** start PROVIDED RECORDS **

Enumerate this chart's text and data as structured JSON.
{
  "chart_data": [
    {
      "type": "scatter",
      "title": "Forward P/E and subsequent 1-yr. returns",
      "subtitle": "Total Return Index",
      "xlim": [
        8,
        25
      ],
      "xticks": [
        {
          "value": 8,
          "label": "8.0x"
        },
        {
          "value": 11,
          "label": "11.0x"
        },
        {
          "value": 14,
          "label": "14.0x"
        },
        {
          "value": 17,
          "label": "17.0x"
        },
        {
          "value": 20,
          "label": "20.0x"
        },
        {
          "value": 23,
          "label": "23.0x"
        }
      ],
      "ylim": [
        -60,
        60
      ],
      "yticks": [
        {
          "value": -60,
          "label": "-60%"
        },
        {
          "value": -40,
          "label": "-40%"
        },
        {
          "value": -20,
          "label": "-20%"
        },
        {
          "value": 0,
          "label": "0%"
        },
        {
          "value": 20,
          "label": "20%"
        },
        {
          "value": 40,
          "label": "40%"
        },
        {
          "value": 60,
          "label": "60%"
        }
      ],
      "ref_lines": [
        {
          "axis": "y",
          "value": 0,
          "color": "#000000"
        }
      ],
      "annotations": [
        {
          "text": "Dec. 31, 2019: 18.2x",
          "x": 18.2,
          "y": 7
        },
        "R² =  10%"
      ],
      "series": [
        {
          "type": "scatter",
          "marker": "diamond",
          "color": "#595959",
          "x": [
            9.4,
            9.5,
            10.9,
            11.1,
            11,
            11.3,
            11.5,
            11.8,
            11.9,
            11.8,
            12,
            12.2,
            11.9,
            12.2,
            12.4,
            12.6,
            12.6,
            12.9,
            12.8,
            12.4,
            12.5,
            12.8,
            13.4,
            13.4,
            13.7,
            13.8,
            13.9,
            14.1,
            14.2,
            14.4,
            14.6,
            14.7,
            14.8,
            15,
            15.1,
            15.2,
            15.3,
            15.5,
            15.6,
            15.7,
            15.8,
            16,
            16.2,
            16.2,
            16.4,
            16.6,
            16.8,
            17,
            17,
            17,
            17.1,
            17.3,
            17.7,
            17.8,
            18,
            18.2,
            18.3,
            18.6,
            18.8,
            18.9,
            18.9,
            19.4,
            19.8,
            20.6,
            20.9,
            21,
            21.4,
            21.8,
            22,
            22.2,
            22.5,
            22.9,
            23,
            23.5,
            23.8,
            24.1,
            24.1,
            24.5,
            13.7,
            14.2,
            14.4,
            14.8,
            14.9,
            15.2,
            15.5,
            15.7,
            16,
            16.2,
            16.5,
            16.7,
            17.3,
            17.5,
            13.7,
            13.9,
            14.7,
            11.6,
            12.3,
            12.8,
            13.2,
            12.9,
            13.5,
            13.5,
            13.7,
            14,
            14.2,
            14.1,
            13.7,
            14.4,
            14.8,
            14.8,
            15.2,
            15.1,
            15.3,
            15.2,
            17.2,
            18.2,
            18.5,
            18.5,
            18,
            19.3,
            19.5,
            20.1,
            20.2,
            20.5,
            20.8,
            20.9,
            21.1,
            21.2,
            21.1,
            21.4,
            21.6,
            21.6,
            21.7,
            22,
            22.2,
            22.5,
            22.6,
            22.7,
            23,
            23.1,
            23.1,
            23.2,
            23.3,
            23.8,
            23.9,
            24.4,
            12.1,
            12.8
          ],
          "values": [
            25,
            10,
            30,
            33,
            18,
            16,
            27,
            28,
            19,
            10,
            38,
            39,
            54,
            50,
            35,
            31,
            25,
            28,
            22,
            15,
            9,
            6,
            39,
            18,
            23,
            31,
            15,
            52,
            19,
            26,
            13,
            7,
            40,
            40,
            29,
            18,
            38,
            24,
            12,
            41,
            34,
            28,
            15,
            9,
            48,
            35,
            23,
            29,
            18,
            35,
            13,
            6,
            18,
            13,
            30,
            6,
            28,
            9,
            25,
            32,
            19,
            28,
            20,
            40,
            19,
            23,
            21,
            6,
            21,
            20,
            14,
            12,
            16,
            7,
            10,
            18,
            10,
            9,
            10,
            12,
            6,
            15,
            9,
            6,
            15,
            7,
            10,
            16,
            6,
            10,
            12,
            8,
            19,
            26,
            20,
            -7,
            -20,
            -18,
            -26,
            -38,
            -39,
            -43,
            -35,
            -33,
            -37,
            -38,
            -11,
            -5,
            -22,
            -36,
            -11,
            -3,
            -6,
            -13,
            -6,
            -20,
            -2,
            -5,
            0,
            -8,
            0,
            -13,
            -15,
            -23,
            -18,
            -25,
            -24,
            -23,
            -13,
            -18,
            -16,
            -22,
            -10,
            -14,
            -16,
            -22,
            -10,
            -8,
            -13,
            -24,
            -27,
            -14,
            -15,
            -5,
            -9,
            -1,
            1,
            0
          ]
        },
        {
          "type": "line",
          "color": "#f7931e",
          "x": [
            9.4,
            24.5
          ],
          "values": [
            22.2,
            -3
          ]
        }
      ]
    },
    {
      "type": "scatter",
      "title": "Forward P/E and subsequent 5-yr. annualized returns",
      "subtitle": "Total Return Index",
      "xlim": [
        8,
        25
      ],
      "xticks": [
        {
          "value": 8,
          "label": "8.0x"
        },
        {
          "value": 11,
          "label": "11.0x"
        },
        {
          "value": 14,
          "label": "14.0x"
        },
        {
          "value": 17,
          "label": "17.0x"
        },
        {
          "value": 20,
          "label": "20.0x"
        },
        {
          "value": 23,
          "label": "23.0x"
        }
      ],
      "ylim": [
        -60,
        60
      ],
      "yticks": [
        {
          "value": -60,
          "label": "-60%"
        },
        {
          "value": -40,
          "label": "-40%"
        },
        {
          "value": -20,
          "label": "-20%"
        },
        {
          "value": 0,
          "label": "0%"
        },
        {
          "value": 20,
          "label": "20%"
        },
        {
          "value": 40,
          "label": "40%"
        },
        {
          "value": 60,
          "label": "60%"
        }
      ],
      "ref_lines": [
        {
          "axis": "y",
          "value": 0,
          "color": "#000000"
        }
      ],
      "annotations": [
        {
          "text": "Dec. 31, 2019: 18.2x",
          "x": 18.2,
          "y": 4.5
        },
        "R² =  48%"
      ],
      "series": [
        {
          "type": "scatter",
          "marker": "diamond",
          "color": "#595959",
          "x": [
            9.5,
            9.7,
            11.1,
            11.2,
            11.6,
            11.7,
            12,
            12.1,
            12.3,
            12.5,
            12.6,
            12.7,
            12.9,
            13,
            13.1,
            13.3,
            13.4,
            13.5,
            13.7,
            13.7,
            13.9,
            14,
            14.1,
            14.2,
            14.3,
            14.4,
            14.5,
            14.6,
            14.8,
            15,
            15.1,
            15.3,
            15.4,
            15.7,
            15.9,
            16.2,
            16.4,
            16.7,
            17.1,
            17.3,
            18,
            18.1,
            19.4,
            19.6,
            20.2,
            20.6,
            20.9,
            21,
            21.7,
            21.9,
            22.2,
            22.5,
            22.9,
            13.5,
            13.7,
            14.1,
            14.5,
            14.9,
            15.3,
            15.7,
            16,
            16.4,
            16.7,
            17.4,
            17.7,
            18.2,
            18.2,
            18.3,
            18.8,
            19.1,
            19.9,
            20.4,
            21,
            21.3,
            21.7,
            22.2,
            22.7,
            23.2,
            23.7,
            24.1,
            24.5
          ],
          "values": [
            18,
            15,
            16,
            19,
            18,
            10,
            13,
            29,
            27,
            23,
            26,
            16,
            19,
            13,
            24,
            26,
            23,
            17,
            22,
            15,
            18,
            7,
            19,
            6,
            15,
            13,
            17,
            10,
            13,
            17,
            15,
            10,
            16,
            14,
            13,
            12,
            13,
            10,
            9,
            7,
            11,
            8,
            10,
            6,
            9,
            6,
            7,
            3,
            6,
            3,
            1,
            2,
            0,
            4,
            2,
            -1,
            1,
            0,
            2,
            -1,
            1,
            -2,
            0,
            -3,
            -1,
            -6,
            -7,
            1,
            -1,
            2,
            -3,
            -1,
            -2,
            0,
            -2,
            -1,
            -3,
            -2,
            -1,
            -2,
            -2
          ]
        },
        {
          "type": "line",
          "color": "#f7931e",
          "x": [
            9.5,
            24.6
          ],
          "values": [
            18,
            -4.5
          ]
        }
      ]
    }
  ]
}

** end PROVIDED RECORDS **

Gather and copy every line of the data in which the string "returns" is found.

      "title": "Forward P/E and subsequent 1-yr. returns",
      "title": "Forward P/E and subsequent 5-yr. annualized returns",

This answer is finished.